• GIVEN PROBLEM: For the records below, give the count of lines holding the word "teacher" and nothing more.

[Extracted records]
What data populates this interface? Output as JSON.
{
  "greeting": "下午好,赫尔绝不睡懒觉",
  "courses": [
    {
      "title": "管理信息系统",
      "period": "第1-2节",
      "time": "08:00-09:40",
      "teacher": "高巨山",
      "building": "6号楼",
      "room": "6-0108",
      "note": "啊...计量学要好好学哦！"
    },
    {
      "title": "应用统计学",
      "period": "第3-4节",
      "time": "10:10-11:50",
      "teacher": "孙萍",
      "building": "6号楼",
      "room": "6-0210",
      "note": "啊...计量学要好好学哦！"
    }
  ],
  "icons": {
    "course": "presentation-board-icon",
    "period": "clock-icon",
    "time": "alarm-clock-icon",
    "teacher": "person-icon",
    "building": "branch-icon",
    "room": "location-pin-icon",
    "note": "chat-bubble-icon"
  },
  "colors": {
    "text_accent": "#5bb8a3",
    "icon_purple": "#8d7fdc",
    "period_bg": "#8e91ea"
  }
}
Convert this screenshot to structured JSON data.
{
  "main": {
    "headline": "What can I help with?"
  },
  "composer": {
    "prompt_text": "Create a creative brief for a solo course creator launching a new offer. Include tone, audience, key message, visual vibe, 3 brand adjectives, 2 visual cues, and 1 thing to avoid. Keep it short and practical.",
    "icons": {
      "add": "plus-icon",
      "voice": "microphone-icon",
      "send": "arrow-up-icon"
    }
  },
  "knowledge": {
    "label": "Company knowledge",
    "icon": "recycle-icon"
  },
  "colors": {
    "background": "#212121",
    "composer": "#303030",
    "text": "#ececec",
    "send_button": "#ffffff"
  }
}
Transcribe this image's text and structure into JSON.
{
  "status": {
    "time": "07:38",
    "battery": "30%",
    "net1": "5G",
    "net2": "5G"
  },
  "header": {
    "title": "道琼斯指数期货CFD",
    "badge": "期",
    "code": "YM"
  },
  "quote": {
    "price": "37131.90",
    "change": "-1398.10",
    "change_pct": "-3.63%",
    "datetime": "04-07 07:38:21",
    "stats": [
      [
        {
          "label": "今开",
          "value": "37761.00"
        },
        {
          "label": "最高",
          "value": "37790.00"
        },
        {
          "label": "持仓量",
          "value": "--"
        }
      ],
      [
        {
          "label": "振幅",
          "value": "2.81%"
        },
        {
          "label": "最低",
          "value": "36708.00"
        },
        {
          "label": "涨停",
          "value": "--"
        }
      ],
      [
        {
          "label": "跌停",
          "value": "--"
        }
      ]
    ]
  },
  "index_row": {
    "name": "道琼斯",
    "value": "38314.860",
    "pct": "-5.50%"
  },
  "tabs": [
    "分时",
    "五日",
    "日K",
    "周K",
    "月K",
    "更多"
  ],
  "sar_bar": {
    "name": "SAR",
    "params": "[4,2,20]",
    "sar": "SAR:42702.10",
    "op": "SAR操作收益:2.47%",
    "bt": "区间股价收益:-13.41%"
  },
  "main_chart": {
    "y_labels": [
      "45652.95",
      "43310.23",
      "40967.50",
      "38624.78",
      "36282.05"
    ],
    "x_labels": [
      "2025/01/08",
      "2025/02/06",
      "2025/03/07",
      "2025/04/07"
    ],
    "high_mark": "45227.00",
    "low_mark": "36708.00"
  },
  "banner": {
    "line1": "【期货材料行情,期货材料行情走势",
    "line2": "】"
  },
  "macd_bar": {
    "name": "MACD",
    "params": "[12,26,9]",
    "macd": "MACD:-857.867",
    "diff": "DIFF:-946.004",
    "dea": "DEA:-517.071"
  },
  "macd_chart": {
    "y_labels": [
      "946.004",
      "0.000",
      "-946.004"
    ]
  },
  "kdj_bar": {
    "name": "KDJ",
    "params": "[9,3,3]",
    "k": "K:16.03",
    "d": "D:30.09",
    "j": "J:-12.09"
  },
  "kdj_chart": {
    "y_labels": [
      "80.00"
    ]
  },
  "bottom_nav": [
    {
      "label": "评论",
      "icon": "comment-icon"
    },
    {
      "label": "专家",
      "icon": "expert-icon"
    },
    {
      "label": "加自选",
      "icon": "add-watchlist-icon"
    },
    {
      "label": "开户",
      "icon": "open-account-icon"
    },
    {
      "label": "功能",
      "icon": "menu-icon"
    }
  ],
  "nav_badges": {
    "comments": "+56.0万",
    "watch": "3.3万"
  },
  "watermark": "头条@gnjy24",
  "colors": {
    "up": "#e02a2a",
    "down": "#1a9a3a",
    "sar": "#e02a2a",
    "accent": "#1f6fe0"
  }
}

• WRITTEN ANSWER: 3